--- BEGIN AVAILABLE DATA ---
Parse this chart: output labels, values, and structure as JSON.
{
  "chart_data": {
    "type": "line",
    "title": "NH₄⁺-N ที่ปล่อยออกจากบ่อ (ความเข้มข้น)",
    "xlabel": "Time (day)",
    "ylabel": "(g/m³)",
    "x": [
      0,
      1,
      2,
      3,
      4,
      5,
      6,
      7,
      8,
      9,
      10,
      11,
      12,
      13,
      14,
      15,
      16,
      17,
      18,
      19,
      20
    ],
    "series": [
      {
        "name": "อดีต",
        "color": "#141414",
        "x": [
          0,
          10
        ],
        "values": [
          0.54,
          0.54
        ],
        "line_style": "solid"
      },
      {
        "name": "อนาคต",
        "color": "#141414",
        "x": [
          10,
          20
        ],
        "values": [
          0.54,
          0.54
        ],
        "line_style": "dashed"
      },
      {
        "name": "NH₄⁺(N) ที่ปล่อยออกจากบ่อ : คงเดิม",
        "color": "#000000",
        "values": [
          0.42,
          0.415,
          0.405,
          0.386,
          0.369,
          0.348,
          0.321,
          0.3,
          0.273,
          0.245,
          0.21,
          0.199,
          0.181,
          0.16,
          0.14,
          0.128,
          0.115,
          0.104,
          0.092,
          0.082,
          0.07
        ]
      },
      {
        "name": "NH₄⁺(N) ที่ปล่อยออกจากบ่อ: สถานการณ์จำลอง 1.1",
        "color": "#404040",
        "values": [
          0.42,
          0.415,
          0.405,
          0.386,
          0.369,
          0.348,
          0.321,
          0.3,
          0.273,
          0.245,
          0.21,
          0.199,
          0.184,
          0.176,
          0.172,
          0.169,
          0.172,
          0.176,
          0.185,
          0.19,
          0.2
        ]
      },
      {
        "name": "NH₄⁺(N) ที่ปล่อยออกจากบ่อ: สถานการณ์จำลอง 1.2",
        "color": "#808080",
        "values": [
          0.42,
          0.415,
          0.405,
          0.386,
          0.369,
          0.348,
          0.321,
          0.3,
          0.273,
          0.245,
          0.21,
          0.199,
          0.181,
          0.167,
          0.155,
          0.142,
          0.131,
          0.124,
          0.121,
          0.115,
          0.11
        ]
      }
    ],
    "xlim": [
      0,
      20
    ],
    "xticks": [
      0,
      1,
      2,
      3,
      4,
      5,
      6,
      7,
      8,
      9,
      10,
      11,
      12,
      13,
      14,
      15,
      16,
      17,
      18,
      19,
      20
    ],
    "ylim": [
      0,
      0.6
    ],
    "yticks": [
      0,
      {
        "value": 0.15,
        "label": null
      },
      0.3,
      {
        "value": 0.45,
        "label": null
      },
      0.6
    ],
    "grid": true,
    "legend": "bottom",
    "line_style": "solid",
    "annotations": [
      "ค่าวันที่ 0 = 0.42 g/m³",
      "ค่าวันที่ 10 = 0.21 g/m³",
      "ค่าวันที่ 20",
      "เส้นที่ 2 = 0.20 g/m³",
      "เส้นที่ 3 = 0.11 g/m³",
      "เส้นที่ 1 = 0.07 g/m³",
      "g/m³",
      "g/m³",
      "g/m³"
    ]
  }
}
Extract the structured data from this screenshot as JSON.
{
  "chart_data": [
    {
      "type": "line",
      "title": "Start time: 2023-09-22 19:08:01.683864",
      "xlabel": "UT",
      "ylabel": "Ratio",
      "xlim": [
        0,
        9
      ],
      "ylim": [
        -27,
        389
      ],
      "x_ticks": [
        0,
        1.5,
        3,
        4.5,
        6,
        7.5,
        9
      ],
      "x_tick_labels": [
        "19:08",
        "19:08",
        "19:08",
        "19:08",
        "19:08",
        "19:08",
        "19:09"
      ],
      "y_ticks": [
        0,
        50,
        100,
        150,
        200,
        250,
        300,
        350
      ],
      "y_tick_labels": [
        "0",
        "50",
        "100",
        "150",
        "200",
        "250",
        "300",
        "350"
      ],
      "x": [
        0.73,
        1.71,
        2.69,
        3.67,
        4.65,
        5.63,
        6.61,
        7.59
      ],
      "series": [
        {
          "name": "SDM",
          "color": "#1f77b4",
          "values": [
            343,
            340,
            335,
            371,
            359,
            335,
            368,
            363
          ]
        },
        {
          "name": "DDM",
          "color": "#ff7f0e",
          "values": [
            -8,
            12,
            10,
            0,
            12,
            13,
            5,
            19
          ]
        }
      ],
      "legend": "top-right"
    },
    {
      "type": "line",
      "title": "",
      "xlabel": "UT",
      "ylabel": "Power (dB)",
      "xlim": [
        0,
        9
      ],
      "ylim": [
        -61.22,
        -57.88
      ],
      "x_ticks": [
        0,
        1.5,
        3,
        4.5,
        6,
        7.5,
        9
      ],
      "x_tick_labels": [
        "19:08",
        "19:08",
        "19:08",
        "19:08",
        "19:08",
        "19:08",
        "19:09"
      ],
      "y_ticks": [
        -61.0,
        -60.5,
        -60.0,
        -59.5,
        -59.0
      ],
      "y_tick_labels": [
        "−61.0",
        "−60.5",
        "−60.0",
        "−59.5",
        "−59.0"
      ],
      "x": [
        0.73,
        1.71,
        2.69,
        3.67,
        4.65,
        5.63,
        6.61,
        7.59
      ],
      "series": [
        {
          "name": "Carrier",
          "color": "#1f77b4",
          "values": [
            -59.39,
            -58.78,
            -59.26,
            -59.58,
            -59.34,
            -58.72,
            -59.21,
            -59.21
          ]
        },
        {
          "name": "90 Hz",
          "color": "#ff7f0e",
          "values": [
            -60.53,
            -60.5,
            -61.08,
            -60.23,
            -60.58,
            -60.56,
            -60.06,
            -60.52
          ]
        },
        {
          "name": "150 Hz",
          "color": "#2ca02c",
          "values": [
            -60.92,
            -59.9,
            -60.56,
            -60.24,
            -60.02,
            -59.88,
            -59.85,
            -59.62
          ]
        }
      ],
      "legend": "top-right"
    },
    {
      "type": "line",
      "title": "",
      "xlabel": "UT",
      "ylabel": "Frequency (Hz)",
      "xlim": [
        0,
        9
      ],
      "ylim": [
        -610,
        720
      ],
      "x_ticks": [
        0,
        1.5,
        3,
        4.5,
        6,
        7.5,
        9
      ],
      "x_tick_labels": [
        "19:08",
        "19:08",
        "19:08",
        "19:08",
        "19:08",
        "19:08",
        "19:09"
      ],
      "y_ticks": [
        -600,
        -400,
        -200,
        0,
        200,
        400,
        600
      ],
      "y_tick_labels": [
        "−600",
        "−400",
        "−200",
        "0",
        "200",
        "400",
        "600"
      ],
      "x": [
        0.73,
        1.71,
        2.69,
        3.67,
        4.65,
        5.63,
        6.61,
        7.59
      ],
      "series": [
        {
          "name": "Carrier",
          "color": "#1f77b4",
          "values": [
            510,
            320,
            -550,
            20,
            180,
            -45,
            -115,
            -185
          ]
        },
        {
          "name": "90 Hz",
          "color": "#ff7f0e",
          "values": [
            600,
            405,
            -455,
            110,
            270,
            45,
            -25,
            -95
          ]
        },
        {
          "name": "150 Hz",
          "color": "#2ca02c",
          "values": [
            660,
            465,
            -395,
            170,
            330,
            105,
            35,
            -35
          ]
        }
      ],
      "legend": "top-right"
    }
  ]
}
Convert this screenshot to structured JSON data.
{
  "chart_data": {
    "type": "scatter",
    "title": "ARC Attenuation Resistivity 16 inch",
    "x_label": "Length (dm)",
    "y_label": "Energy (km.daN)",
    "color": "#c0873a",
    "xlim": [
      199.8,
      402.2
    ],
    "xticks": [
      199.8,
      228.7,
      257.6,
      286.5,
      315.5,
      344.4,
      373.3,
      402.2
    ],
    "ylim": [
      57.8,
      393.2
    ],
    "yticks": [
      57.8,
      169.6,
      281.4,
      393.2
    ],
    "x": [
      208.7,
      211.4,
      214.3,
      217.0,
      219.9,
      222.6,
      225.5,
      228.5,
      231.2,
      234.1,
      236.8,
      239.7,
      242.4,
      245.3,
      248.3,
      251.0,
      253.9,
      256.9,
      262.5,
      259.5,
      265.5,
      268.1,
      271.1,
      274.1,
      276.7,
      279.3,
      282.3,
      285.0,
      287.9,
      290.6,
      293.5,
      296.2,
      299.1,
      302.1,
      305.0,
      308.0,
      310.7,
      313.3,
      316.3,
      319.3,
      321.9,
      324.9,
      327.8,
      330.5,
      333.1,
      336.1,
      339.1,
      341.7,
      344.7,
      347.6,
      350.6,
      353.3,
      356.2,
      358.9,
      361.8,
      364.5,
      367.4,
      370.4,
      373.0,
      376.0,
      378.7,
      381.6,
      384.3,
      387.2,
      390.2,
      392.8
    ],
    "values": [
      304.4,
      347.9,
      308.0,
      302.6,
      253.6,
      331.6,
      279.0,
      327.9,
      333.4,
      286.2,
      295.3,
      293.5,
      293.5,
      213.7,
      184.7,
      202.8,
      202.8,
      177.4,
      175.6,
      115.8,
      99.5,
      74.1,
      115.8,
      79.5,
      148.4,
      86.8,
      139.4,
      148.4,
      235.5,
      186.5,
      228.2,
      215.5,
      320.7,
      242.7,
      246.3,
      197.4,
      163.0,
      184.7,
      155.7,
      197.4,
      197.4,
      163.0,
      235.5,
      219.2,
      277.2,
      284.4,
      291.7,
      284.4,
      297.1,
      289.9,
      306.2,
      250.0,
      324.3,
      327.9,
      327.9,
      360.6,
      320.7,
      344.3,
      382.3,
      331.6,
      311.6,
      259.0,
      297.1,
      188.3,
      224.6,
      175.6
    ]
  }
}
--- END AVAILABLE DATA ---
◆ WRITTEN PROBLEM:
Determine how many lines of the entries above carry the string "ylabel", and give that number alone.

◆ CORRECT RESPONSE:
4